■ STATED PROBLEM: Pick every line with "Полевой" from the material below.

■ INFORMATION SHOWN:
- - - - - - -

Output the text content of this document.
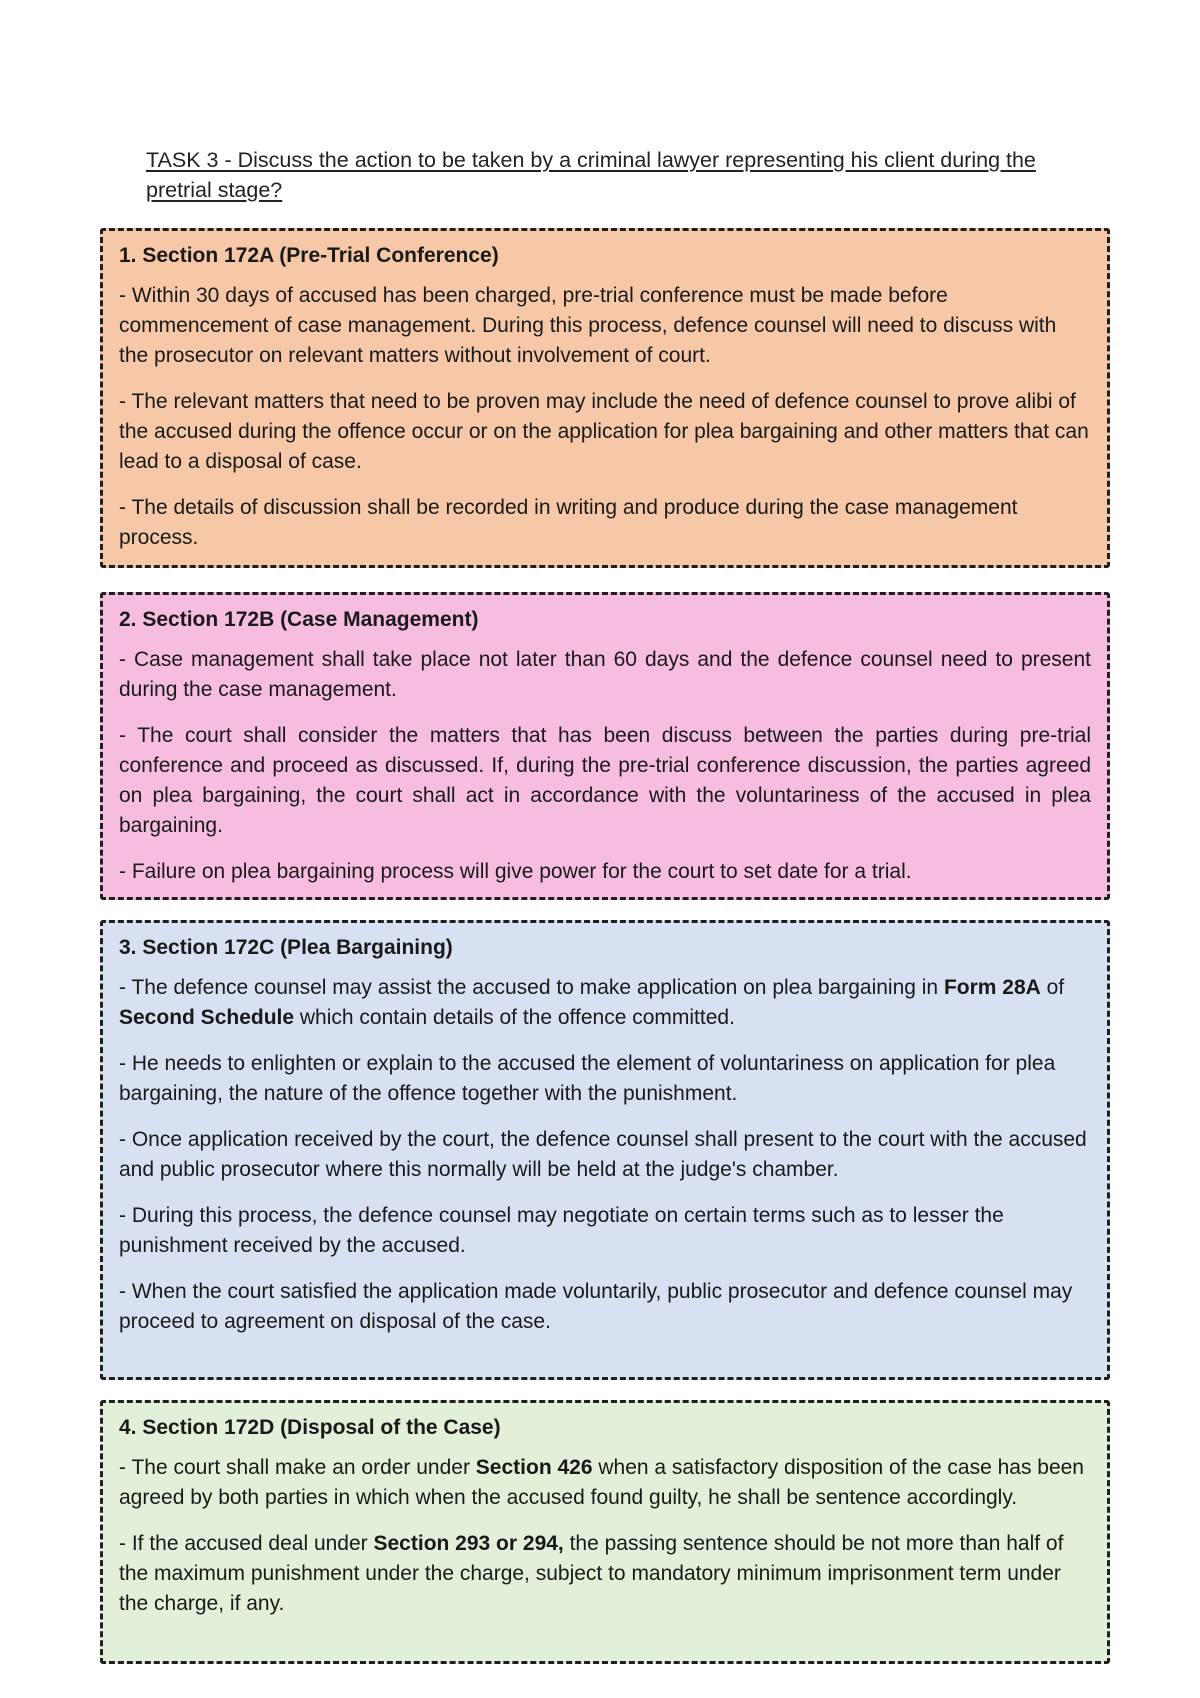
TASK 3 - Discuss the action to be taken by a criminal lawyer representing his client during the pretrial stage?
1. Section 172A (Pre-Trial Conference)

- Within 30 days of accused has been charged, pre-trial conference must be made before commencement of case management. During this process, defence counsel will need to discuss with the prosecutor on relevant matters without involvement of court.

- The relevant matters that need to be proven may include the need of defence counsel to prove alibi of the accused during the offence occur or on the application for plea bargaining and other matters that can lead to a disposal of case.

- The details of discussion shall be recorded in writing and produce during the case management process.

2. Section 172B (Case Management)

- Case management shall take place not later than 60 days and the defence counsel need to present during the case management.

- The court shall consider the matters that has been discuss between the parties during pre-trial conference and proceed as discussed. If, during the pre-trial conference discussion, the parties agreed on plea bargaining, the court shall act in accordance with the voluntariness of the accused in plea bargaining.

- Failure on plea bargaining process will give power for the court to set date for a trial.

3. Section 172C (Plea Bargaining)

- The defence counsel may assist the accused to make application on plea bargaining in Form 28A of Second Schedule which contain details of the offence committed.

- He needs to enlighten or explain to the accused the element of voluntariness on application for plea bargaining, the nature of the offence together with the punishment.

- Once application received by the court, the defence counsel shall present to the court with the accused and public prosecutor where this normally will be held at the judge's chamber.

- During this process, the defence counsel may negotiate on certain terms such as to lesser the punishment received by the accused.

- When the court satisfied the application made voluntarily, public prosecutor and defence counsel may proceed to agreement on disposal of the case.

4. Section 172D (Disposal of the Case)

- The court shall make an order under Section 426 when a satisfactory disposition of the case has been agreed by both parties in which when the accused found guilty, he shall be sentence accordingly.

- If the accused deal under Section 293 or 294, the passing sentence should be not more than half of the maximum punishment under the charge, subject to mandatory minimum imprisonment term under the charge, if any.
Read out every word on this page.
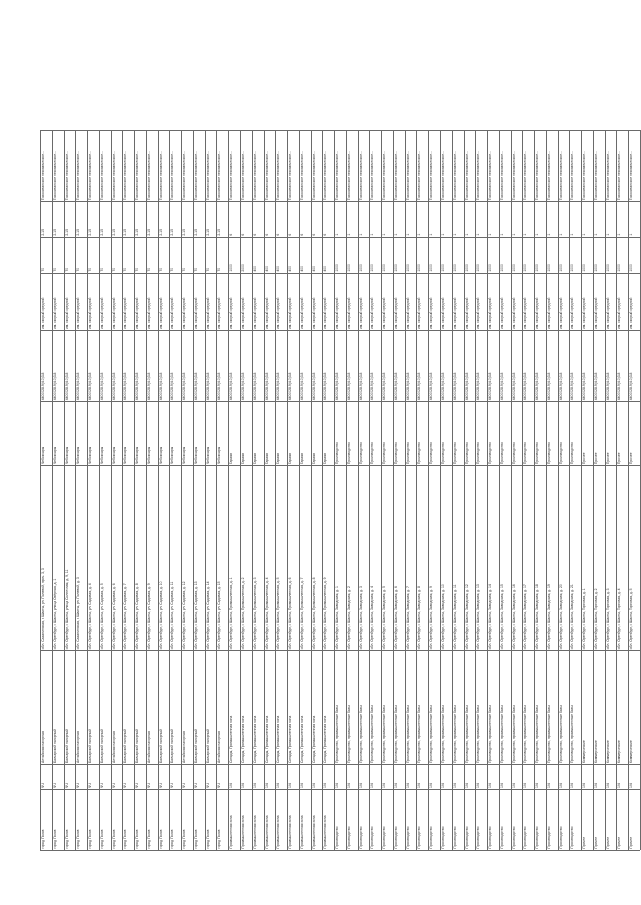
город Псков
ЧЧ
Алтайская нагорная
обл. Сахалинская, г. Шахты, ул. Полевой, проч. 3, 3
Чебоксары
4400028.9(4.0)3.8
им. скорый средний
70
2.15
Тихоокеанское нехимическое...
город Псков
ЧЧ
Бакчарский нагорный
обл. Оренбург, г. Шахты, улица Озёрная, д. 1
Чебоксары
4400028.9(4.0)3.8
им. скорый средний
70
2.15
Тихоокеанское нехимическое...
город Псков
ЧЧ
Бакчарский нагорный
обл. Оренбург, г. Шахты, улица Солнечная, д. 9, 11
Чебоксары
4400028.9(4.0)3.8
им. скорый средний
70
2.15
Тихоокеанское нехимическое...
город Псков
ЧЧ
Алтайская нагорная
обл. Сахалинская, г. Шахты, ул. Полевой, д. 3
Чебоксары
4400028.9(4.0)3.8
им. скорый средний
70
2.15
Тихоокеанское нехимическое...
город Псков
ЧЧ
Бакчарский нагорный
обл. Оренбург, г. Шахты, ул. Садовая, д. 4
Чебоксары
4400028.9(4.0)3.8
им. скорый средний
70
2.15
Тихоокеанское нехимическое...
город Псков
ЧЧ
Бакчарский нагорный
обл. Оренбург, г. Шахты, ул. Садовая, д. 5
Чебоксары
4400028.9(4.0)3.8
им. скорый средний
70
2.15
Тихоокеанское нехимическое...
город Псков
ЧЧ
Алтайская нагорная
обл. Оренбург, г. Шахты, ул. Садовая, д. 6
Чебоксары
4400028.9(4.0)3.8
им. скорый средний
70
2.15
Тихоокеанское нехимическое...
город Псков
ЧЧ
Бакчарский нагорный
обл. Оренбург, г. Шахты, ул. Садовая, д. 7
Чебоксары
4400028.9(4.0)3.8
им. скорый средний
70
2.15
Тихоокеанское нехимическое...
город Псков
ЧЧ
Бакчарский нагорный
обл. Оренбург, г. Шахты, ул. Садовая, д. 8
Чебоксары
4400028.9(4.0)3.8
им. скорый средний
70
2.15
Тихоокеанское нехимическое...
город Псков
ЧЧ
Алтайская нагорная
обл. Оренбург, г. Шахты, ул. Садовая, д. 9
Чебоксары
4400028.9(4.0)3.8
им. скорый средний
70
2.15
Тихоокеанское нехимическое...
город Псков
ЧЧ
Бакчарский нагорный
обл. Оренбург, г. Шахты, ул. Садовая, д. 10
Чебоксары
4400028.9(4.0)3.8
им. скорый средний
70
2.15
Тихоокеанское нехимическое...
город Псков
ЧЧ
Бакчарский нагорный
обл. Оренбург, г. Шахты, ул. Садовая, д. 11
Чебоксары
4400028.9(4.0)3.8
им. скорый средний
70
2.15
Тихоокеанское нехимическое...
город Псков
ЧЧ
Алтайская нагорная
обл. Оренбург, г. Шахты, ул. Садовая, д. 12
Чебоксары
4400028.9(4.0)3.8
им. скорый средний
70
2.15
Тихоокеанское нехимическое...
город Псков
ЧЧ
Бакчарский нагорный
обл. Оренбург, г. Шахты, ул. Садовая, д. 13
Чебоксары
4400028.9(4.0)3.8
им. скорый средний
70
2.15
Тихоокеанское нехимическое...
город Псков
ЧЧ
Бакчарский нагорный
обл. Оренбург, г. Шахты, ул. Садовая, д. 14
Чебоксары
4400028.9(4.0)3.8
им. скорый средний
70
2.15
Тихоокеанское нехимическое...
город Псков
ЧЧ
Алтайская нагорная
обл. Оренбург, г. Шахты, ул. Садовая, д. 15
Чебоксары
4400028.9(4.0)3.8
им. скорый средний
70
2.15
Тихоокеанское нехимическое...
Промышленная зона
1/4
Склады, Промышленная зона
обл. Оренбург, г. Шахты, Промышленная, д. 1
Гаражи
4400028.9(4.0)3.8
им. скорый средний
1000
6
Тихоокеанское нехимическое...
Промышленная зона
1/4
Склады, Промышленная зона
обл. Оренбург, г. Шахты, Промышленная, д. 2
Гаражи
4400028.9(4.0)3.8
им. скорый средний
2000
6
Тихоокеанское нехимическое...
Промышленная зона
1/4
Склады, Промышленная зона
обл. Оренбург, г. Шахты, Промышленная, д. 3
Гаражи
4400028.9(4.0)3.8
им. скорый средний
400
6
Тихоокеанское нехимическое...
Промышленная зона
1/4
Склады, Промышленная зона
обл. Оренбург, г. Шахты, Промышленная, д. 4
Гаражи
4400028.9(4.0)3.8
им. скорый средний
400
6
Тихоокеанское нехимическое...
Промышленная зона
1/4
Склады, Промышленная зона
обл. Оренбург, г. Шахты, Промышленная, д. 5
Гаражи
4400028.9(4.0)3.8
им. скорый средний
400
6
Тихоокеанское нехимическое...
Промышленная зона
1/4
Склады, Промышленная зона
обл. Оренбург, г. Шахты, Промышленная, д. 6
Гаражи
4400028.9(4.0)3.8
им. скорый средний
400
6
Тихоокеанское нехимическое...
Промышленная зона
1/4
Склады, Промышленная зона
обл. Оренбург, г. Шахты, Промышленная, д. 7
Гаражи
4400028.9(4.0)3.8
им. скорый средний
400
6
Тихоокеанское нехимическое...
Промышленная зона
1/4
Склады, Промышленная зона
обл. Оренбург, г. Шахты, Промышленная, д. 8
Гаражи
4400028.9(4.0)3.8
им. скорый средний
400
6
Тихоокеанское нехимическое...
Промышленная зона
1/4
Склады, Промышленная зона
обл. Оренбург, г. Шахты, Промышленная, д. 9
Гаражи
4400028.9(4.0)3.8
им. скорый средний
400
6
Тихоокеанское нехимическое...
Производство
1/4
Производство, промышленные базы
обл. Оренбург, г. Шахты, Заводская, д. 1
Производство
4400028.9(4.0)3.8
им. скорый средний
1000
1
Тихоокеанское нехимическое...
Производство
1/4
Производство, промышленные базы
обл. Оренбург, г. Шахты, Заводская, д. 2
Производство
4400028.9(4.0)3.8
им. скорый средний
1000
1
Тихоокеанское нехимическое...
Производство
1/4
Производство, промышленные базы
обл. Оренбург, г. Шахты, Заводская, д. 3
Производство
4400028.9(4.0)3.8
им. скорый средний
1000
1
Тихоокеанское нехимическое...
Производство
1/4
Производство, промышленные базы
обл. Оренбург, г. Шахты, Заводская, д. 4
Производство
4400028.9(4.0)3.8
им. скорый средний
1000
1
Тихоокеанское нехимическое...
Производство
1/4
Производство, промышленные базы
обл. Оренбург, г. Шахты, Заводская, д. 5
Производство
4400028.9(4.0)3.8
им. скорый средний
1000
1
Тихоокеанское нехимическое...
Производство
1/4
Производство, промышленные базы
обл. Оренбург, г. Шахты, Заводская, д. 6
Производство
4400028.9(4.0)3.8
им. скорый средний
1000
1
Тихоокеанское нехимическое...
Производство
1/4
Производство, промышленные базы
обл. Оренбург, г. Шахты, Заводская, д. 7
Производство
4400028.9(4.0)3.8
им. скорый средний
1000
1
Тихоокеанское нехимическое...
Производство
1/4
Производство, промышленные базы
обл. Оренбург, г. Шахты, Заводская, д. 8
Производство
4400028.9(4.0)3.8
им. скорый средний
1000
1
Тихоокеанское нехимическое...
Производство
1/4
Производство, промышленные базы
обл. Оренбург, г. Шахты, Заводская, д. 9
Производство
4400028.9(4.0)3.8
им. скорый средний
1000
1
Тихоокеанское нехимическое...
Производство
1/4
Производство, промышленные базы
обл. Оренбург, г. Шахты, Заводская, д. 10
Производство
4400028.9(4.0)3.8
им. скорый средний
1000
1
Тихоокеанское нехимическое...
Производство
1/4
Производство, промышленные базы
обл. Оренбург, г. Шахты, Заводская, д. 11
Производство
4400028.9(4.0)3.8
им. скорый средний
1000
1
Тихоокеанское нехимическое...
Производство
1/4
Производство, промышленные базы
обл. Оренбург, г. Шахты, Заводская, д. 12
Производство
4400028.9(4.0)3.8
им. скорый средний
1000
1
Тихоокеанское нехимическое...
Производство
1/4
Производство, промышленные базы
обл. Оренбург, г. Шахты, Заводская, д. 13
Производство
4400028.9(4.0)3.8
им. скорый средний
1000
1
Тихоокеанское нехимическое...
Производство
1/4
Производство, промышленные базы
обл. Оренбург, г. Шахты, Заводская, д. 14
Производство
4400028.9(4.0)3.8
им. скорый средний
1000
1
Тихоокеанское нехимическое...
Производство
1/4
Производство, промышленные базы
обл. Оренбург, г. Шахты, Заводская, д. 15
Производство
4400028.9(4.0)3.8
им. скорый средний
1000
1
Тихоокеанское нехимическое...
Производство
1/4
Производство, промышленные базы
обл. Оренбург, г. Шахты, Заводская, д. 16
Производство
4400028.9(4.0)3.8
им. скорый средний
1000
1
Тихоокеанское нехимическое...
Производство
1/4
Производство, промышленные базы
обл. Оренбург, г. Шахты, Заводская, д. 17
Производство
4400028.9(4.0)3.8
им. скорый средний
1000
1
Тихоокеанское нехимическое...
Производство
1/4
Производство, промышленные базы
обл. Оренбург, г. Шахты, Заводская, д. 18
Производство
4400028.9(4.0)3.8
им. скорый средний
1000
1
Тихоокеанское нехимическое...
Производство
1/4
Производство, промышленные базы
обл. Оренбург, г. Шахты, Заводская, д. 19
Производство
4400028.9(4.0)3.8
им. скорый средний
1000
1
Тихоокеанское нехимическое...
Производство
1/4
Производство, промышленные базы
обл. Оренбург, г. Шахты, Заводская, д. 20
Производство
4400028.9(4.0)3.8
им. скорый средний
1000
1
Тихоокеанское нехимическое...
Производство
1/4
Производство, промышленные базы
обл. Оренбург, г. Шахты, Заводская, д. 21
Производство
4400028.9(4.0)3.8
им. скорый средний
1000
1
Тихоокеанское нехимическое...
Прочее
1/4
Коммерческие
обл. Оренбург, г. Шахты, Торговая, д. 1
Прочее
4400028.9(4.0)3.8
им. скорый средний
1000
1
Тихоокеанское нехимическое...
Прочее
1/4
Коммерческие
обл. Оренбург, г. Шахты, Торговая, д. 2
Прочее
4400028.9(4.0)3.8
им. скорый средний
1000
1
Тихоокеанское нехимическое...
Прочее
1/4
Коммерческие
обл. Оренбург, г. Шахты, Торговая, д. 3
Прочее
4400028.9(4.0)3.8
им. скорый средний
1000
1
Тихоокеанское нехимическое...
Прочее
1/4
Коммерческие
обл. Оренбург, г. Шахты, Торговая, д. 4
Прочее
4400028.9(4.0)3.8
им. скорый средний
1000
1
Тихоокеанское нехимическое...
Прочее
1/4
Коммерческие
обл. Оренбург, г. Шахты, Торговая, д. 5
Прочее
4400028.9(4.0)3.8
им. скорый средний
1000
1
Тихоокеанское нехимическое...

- - - - - - -

■ ANSWER TO THIS PROBLEM:
обл. Сахалинская, г. Шахты, ул. Полевой, проч. 3, 3
обл. Сахалинская, г. Шахты, ул. Полевой, д. 3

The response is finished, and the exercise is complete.